◆ **Data items**:
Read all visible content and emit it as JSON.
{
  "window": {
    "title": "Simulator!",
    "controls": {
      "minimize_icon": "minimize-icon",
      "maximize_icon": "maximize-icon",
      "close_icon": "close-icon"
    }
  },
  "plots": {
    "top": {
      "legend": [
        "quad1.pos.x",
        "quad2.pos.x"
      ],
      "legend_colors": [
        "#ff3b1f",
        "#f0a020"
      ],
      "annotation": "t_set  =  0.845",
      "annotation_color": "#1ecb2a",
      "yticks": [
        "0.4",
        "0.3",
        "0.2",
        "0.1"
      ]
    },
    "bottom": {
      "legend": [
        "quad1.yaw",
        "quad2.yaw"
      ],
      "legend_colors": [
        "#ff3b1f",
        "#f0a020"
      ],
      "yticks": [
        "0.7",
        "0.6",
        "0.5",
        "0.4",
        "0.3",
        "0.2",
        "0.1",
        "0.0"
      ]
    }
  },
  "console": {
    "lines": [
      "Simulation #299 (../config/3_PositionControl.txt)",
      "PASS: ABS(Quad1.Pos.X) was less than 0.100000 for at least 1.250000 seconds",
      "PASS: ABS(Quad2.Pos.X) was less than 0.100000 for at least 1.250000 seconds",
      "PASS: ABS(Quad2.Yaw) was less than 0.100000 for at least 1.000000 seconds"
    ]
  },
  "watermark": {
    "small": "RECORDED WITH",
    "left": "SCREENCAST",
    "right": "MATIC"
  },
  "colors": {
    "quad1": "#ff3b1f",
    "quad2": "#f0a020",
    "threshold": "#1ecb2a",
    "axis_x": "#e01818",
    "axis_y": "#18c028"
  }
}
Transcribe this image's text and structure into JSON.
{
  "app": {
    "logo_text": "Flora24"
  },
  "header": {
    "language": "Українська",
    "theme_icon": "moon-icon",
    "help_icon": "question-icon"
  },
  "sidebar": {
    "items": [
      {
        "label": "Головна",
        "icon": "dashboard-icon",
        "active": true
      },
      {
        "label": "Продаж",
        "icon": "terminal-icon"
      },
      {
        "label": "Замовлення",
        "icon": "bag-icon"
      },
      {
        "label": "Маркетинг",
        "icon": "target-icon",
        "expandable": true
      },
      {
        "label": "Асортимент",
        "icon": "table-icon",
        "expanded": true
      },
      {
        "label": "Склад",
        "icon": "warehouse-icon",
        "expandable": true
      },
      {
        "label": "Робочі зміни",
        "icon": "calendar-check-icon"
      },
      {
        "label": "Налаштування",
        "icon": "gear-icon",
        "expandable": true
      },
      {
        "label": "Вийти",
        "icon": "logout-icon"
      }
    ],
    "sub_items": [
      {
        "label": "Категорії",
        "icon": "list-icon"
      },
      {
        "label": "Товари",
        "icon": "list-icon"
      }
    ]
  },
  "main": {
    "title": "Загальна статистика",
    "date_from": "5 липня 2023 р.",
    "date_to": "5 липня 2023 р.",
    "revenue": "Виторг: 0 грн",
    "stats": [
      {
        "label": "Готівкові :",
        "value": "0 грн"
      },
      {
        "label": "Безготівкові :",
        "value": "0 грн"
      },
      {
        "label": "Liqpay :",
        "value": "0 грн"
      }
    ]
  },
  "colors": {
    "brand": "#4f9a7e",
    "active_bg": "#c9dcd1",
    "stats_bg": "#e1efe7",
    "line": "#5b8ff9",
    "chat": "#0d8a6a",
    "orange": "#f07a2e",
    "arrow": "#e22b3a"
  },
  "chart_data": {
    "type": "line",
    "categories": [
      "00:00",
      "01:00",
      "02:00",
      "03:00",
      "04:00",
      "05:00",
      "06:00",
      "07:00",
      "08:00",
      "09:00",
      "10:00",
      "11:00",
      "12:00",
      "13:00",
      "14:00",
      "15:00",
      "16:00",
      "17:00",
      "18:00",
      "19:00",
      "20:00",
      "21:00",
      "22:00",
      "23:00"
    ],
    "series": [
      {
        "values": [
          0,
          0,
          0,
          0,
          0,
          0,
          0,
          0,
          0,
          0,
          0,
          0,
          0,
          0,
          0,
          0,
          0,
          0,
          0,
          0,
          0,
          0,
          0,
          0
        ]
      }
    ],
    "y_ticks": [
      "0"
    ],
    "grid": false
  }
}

◆ **What to produce**: Copy every line of the listing that contains the word "seconds".

◆ **Answer for the task**:
      "PASS: ABS(Quad1.Pos.X) was less than 0.100000 for at least 1.250000 seconds",
      "PASS: ABS(Quad2.Pos.X) was less than 0.100000 for at least 1.250000 seconds",
      "PASS: ABS(Quad2.Yaw) was less than 0.100000 for at least 1.000000 seconds"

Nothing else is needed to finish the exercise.